> WHAT NEEDS TO BE DONE:
Write the count of lines that contain the word "JSON" and nothing else.

> RAW DATA:
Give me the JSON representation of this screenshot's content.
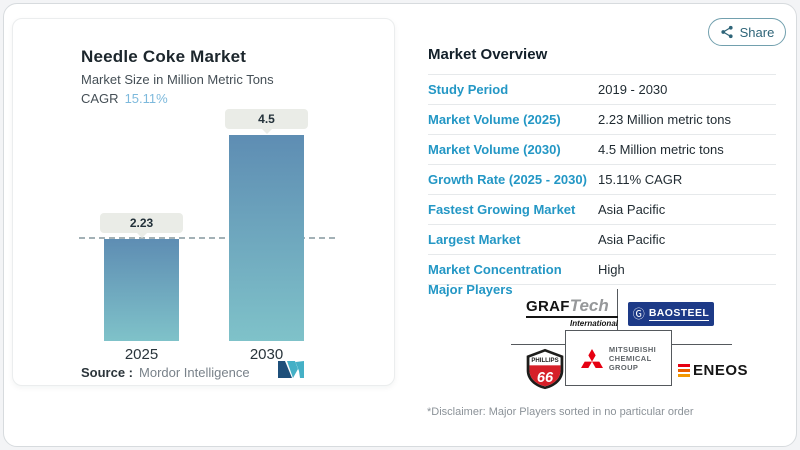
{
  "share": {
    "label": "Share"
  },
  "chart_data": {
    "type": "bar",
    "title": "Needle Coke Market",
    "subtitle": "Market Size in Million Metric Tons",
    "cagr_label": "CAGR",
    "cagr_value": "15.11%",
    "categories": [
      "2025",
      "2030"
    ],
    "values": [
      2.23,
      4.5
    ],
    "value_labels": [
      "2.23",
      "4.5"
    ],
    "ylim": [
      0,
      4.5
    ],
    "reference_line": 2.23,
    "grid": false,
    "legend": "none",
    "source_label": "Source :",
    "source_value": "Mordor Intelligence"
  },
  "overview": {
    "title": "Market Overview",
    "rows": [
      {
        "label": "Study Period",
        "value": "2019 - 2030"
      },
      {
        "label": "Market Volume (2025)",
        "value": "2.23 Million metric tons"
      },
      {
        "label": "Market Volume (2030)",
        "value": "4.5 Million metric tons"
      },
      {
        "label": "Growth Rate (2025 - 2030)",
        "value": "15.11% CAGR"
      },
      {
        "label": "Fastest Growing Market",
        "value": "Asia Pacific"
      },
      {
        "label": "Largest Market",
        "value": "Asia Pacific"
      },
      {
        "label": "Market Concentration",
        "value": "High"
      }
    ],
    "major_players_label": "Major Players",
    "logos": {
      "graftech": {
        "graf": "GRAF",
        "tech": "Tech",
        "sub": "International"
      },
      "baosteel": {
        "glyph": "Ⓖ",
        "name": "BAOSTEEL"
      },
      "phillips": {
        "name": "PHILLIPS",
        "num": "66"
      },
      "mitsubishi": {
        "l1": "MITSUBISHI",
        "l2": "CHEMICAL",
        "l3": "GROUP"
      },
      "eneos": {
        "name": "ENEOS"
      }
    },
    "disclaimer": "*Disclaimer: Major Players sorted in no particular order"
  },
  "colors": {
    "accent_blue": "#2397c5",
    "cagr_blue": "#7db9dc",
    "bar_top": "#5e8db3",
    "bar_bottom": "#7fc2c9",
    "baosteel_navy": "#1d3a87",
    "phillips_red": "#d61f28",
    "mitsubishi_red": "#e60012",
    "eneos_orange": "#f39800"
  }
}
--
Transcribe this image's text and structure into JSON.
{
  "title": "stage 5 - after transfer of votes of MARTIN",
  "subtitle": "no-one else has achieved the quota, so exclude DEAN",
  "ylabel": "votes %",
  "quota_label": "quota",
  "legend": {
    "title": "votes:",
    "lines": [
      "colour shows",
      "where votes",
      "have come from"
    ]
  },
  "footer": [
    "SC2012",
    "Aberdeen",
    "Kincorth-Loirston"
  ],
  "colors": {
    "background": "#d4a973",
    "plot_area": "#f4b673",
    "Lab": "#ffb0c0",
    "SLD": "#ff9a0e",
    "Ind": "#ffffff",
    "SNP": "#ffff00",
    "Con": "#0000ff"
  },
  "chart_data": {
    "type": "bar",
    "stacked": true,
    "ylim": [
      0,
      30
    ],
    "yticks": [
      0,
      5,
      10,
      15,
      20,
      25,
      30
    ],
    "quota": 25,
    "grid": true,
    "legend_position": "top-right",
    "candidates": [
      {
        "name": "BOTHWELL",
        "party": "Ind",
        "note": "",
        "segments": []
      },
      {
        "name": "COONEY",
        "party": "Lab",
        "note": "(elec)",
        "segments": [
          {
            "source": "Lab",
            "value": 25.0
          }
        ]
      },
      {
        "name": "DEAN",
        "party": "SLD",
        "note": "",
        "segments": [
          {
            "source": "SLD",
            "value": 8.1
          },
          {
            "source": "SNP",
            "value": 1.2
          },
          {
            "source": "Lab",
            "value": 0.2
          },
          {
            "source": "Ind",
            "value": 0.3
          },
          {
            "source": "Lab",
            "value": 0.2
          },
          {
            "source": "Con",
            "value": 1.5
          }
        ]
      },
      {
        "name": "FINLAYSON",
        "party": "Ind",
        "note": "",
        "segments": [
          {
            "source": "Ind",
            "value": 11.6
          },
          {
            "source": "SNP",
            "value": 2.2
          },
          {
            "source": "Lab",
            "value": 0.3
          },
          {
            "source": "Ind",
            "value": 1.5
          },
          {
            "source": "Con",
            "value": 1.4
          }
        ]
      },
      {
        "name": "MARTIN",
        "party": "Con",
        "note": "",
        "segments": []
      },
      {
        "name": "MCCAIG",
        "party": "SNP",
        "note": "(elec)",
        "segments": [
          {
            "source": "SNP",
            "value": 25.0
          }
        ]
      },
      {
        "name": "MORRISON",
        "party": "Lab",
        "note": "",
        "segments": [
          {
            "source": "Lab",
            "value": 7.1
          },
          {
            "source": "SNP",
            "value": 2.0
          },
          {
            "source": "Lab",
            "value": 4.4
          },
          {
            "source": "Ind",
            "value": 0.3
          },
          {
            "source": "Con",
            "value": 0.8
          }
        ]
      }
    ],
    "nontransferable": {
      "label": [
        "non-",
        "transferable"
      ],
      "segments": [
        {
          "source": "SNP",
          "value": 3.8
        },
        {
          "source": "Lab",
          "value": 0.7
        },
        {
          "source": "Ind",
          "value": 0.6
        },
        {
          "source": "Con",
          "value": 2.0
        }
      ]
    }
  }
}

> SOLVED PROBLEM:
2